Work request ->
Where the word "progresión" appears in a line below, copy the whole line.

Extracted data ->
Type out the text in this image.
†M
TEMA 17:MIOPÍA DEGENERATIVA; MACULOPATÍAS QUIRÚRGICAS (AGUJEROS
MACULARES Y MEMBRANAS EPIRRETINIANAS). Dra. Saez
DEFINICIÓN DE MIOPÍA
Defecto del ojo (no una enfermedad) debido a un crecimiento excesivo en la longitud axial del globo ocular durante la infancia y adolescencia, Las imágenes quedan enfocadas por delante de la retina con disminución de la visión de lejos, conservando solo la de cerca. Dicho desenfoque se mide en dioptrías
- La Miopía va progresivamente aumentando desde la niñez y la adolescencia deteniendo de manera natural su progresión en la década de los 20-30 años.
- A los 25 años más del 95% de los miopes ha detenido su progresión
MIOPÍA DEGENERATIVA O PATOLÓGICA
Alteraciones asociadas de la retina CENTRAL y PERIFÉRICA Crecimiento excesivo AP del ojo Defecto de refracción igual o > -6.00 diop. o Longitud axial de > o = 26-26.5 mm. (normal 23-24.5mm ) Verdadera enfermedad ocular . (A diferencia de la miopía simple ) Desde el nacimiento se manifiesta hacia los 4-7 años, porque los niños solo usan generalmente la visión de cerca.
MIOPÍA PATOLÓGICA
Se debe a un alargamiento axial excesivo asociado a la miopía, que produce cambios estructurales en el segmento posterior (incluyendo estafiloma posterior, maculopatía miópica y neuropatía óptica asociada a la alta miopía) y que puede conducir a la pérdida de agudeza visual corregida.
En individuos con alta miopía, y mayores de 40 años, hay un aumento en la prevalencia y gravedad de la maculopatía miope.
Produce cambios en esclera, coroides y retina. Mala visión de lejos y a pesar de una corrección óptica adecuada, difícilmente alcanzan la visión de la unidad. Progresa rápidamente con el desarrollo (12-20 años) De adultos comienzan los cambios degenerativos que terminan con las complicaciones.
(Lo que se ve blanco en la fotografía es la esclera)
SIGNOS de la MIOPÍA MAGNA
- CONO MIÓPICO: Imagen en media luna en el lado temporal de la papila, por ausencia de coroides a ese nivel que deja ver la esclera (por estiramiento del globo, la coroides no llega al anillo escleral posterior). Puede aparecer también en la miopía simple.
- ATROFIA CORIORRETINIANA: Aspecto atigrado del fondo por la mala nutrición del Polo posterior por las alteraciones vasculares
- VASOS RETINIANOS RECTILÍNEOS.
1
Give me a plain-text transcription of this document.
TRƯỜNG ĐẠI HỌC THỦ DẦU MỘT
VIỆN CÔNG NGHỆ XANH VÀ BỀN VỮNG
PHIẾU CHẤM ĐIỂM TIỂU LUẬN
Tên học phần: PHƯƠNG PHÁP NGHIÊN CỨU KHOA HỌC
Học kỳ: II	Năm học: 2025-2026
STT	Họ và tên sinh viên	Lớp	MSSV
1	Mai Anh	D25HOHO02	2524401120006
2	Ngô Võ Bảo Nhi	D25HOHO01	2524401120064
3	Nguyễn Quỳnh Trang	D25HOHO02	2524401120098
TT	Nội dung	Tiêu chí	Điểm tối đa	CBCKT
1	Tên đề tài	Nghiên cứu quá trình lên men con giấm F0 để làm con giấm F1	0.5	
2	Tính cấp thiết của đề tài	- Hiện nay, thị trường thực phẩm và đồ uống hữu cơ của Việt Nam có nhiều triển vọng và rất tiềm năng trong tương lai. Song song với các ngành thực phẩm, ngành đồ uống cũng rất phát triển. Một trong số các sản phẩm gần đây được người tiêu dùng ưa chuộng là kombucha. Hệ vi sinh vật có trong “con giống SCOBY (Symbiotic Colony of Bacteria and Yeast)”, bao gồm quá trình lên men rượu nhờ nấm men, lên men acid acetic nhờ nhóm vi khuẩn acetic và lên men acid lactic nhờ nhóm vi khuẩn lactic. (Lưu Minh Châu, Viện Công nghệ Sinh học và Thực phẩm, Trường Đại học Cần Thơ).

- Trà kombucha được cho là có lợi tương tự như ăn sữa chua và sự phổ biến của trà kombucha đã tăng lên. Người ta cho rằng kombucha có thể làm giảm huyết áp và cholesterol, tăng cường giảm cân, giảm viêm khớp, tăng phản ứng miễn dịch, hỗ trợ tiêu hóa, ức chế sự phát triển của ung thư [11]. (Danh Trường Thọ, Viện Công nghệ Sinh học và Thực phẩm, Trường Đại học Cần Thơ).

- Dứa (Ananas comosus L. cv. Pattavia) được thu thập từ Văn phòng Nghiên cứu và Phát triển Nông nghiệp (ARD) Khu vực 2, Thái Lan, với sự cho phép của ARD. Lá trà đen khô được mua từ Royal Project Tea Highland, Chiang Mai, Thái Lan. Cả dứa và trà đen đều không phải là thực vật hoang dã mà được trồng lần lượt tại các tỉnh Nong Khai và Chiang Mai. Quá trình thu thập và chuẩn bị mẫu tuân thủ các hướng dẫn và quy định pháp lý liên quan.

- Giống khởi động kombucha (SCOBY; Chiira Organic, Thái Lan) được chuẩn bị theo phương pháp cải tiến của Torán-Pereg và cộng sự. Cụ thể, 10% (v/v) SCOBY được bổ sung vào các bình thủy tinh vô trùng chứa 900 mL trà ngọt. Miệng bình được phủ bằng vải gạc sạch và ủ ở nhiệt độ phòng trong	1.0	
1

Result below ->
- La Miopía va progresivamente aumentando desde la niñez y la adolescencia deteniendo de manera natural su progresión en la década de los 20-30 años.
- A los 25 años más del 95% de los miopes ha detenido su progresión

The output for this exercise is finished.